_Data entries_
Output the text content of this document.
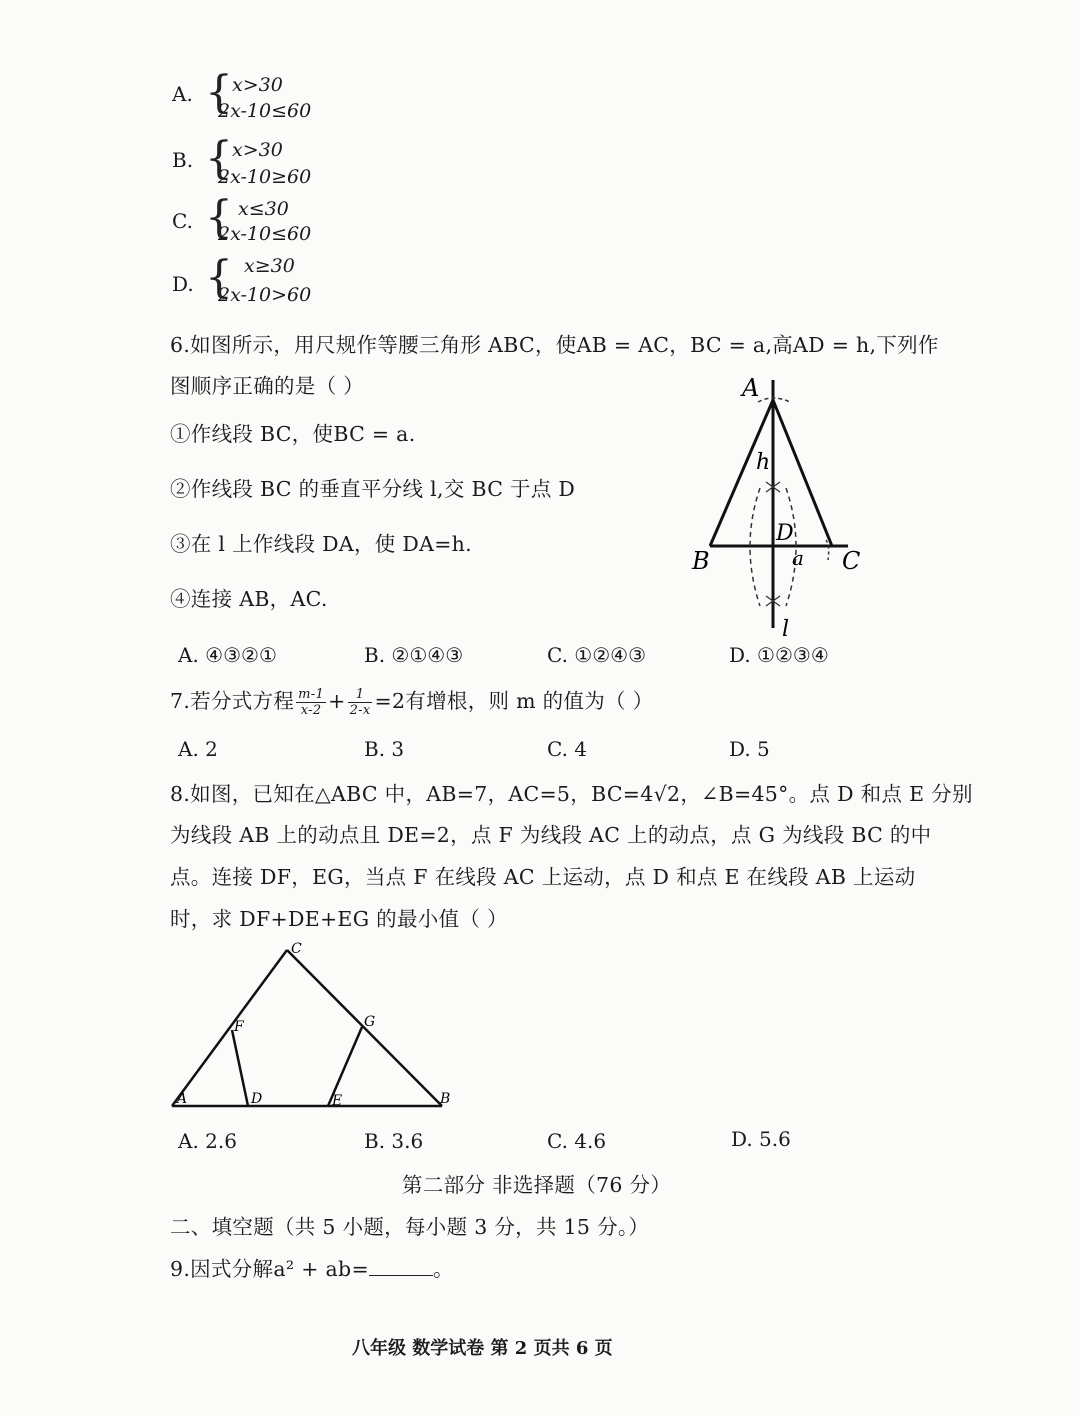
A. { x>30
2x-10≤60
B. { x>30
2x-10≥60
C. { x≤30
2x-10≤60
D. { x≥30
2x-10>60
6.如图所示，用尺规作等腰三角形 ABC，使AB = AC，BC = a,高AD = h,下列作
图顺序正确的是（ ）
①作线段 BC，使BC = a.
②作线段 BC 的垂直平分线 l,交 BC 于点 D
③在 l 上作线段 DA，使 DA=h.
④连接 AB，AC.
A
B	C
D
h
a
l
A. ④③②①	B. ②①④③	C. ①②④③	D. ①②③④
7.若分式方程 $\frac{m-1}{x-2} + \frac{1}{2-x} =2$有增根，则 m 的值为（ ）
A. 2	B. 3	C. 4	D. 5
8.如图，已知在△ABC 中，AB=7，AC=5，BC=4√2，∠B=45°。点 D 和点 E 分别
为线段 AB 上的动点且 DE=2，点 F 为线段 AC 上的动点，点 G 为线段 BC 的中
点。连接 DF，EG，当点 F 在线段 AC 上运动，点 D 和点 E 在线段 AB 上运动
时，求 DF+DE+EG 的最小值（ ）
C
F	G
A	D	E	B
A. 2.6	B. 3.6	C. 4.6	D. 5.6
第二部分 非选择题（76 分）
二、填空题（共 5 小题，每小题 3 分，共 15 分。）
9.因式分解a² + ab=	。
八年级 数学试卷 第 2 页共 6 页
---
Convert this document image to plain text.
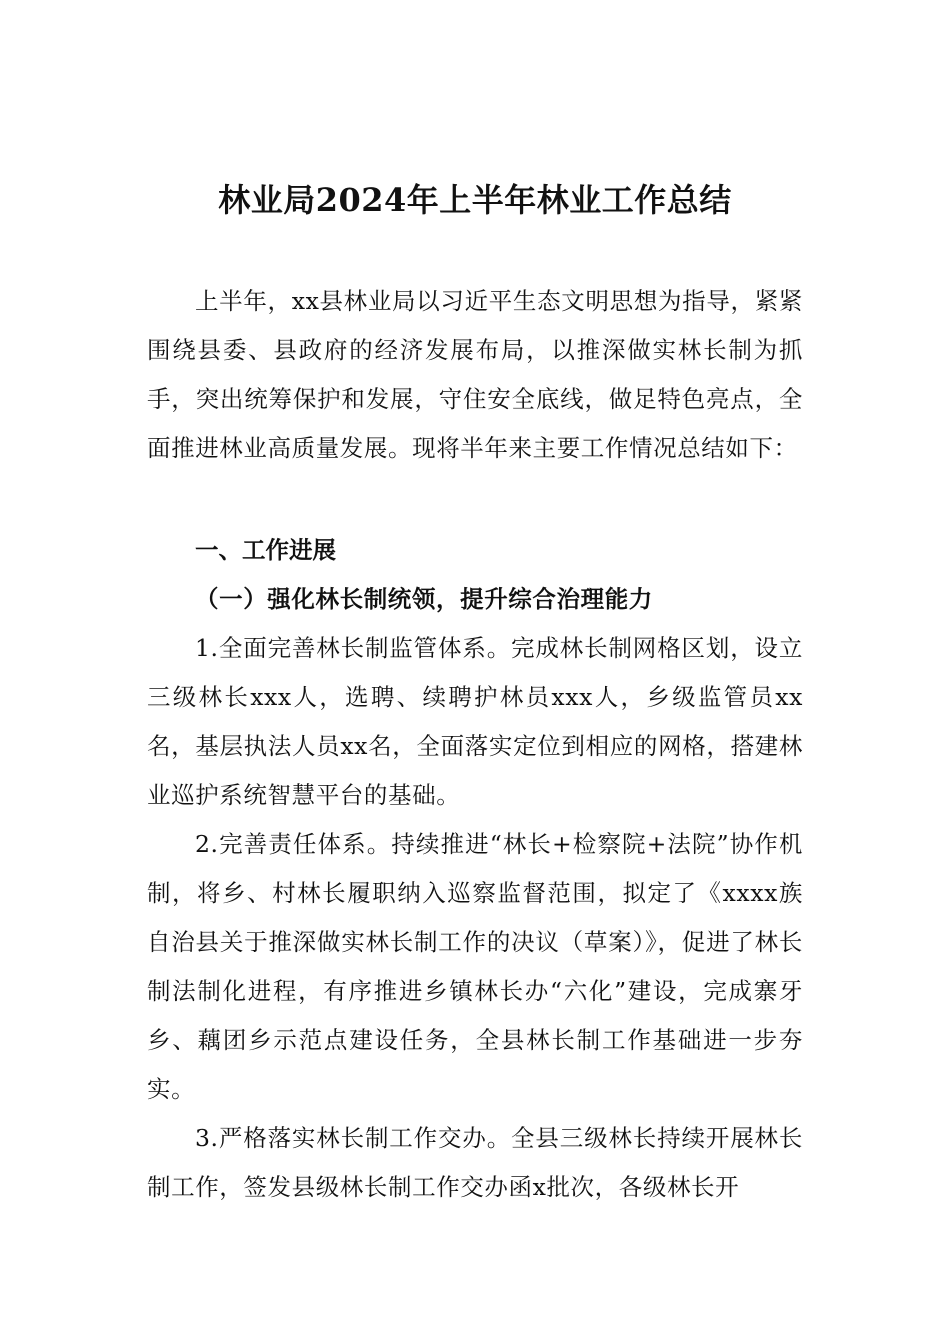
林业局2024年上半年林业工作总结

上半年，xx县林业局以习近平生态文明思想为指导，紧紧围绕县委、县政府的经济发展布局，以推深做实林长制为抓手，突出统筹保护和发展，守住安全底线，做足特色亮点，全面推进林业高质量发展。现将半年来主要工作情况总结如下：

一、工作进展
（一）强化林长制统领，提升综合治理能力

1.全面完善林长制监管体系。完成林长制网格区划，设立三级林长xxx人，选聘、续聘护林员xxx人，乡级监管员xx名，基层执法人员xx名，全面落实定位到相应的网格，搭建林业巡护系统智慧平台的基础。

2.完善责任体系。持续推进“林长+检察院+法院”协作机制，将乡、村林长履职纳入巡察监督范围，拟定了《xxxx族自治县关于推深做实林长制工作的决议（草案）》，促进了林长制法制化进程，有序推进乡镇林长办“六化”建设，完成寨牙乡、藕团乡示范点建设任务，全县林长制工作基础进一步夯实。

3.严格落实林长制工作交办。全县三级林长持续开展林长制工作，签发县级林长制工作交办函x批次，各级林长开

_What to do_
In the lines above, find each one with "this" and list it.

_The solution_
Output the text content of this document.
Convert this document image to plain text.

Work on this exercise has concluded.